_Material for the task_
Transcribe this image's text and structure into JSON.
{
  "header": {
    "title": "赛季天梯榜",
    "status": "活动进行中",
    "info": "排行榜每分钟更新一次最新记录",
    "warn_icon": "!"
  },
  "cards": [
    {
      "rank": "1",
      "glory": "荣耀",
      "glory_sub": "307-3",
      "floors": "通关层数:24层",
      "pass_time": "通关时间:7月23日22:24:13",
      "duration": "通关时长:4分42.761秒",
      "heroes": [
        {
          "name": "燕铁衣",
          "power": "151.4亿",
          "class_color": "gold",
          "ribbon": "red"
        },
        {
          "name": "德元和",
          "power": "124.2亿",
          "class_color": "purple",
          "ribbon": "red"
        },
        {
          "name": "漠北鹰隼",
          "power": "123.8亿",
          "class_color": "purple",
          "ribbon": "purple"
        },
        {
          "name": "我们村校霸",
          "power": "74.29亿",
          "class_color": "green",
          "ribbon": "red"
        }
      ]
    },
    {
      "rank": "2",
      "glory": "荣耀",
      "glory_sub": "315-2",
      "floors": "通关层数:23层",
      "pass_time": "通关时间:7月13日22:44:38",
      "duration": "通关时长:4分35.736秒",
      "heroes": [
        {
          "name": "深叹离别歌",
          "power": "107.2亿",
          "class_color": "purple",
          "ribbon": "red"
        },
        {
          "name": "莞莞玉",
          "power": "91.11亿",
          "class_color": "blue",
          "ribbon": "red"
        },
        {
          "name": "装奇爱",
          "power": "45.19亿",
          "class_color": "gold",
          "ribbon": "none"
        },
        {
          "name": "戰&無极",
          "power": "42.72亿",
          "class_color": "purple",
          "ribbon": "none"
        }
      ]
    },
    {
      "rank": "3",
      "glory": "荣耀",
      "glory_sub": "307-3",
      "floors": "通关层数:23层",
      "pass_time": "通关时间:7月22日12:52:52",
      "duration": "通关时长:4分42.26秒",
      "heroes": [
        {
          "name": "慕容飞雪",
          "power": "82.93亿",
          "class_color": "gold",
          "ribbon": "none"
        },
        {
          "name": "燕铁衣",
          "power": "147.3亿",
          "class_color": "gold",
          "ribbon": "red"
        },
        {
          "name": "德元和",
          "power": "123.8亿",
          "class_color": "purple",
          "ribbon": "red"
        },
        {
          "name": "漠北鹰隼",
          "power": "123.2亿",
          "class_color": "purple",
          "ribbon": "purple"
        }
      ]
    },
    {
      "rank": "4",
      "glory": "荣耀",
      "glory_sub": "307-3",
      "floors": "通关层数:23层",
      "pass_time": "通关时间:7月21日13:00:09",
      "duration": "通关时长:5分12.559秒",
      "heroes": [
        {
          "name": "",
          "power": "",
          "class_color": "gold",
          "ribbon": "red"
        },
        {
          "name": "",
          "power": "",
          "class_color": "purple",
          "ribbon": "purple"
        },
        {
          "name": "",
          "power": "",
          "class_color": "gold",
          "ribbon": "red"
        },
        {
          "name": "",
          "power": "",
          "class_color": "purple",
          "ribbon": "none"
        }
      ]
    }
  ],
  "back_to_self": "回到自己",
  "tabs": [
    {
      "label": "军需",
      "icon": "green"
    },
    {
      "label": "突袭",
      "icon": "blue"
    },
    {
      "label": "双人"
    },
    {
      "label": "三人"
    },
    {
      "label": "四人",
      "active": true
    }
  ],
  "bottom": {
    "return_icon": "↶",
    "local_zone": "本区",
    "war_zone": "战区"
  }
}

_Set exercise_
Reproduce the listing above verbatim, from first line to last.

_Exercise response_
Transcribe this image's text and structure into JSON.
{
  "header": {
    "title": "赛季天梯榜",
    "status": "活动进行中",
    "info": "排行榜每分钟更新一次最新记录",
    "warn_icon": "!"
  },
  "cards": [
    {
      "rank": "1",
      "glory": "荣耀",
      "glory_sub": "307-3",
      "floors": "通关层数:24层",
      "pass_time": "通关时间:7月23日22:24:13",
      "duration": "通关时长:4分42.761秒",
      "heroes": [
        {
          "name": "燕铁衣",
          "power": "151.4亿",
          "class_color": "gold",
          "ribbon": "red"
        },
        {
          "name": "德元和",
          "power": "124.2亿",
          "class_color": "purple",
          "ribbon": "red"
        },
        {
          "name": "漠北鹰隼",
          "power": "123.8亿",
          "class_color": "purple",
          "ribbon": "purple"
        },
        {
          "name": "我们村校霸",
          "power": "74.29亿",
          "class_color": "green",
          "ribbon": "red"
        }
      ]
    },
    {
      "rank": "2",
      "glory": "荣耀",
      "glory_sub": "315-2",
      "floors": "通关层数:23层",
      "pass_time": "通关时间:7月13日22:44:38",
      "duration": "通关时长:4分35.736秒",
      "heroes": [
        {
          "name": "深叹离别歌",
          "power": "107.2亿",
          "class_color": "purple",
          "ribbon": "red"
        },
        {
          "name": "莞莞玉",
          "power": "91.11亿",
          "class_color": "blue",
          "ribbon": "red"
        },
        {
          "name": "装奇爱",
          "power": "45.19亿",
          "class_color": "gold",
          "ribbon": "none"
        },
        {
          "name": "戰&無极",
          "power": "42.72亿",
          "class_color": "purple",
          "ribbon": "none"
        }
      ]
    },
    {
      "rank": "3",
      "glory": "荣耀",
      "glory_sub": "307-3",
      "floors": "通关层数:23层",
      "pass_time": "通关时间:7月22日12:52:52",
      "duration": "通关时长:4分42.26秒",
      "heroes": [
        {
          "name": "慕容飞雪",
          "power": "82.93亿",
          "class_color": "gold",
          "ribbon": "none"
        },
        {
          "name": "燕铁衣",
          "power": "147.3亿",
          "class_color": "gold",
          "ribbon": "red"
        },
        {
          "name": "德元和",
          "power": "123.8亿",
          "class_color": "purple",
          "ribbon": "red"
        },
        {
          "name": "漠北鹰隼",
          "power": "123.2亿",
          "class_color": "purple",
          "ribbon": "purple"
        }
      ]
    },
    {
      "rank": "4",
      "glory": "荣耀",
      "glory_sub": "307-3",
      "floors": "通关层数:23层",
      "pass_time": "通关时间:7月21日13:00:09",
      "duration": "通关时长:5分12.559秒",
      "heroes": [
        {
          "name": "",
          "power": "",
          "class_color": "gold",
          "ribbon": "red"
        },
        {
          "name": "",
          "power": "",
          "class_color": "purple",
          "ribbon": "purple"
        },
        {
          "name": "",
          "power": "",
          "class_color": "gold",
          "ribbon": "red"
        },
        {
          "name": "",
          "power": "",
          "class_color": "purple",
          "ribbon": "none"
        }
      ]
    }
  ],
  "back_to_self": "回到自己",
  "tabs": [
    {
      "label": "军需",
      "icon": "green"
    },
    {
      "label": "突袭",
      "icon": "blue"
    },
    {
      "label": "双人"
    },
    {
      "label": "三人"
    },
    {
      "label": "四人",
      "active": true
    }
  ],
  "bottom": {
    "return_icon": "↶",
    "local_zone": "本区",
    "war_zone": "战区"
  }
}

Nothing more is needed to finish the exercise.